→ Exercise details:
The entries below should be transcribed in their entirety, exactly as written.

Stored items

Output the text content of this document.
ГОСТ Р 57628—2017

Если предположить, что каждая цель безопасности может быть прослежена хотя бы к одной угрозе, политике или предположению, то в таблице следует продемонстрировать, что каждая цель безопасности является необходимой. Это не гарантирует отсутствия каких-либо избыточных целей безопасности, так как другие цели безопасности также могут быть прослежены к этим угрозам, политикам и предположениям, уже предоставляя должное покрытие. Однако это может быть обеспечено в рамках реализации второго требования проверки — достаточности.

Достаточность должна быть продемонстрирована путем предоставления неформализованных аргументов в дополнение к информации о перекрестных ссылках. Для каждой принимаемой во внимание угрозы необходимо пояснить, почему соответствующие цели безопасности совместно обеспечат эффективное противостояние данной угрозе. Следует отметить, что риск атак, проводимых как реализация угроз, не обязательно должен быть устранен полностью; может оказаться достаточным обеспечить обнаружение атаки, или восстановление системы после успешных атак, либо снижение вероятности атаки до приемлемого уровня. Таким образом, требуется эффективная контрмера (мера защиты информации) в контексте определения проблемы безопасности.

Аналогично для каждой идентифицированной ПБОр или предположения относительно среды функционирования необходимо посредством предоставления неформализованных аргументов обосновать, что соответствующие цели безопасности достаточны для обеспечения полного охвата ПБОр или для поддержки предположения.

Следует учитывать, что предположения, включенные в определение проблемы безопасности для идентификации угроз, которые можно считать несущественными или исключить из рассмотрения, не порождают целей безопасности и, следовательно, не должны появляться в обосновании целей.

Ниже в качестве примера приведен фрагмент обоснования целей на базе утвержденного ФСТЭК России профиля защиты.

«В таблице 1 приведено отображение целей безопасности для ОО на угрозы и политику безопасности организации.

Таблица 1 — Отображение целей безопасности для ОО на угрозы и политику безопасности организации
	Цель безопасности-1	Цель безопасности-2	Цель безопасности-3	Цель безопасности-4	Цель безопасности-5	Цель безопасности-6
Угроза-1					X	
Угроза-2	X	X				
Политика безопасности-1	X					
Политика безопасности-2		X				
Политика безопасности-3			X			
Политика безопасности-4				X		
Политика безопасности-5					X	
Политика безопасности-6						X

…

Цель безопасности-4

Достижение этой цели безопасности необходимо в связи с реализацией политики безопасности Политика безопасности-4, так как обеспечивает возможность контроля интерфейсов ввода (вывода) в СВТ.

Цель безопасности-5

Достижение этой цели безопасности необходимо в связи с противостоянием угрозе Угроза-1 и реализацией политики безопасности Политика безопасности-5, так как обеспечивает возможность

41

→ Reply to the task:
Output the text content of this document.
ГОСТ Р 57628—2017

Если предположить, что каждая цель безопасности может быть прослежена хотя бы к одной угрозе, политике или предположению, то в таблице следует продемонстрировать, что каждая цель безопасности является необходимой. Это не гарантирует отсутствия каких-либо избыточных целей безопасности, так как другие цели безопасности также могут быть прослежены к этим угрозам, политикам и предположениям, уже предоставляя должное покрытие. Однако это может быть обеспечено в рамках реализации второго требования проверки — достаточности.

Достаточность должна быть продемонстрирована путем предоставления неформализованных аргументов в дополнение к информации о перекрестных ссылках. Для каждой принимаемой во внимание угрозы необходимо пояснить, почему соответствующие цели безопасности совместно обеспечат эффективное противостояние данной угрозе. Следует отметить, что риск атак, проводимых как реализация угроз, не обязательно должен быть устранен полностью; может оказаться достаточным обеспечить обнаружение атаки, или восстановление системы после успешных атак, либо снижение вероятности атаки до приемлемого уровня. Таким образом, требуется эффективная контрмера (мера защиты информации) в контексте определения проблемы безопасности.

Аналогично для каждой идентифицированной ПБОр или предположения относительно среды функционирования необходимо посредством предоставления неформализованных аргументов обосновать, что соответствующие цели безопасности достаточны для обеспечения полного охвата ПБОр или для поддержки предположения.

Следует учитывать, что предположения, включенные в определение проблемы безопасности для идентификации угроз, которые можно считать несущественными или исключить из рассмотрения, не порождают целей безопасности и, следовательно, не должны появляться в обосновании целей.

Ниже в качестве примера приведен фрагмент обоснования целей на базе утвержденного ФСТЭК России профиля защиты.

«В таблице 1 приведено отображение целей безопасности для ОО на угрозы и политику безопасности организации.

Таблица 1 — Отображение целей безопасности для ОО на угрозы и политику безопасности организации
	Цель безопасности-1	Цель безопасности-2	Цель безопасности-3	Цель безопасности-4	Цель безопасности-5	Цель безопасности-6
Угроза-1					X	
Угроза-2	X	X				
Политика безопасности-1	X					
Политика безопасности-2		X				
Политика безопасности-3			X			
Политика безопасности-4				X		
Политика безопасности-5					X	
Политика безопасности-6						X

…

Цель безопасности-4

Достижение этой цели безопасности необходимо в связи с реализацией политики безопасности Политика безопасности-4, так как обеспечивает возможность контроля интерфейсов ввода (вывода) в СВТ.

Цель безопасности-5

Достижение этой цели безопасности необходимо в связи с противостоянием угрозе Угроза-1 и реализацией политики безопасности Политика безопасности-5, так как обеспечивает возможность

41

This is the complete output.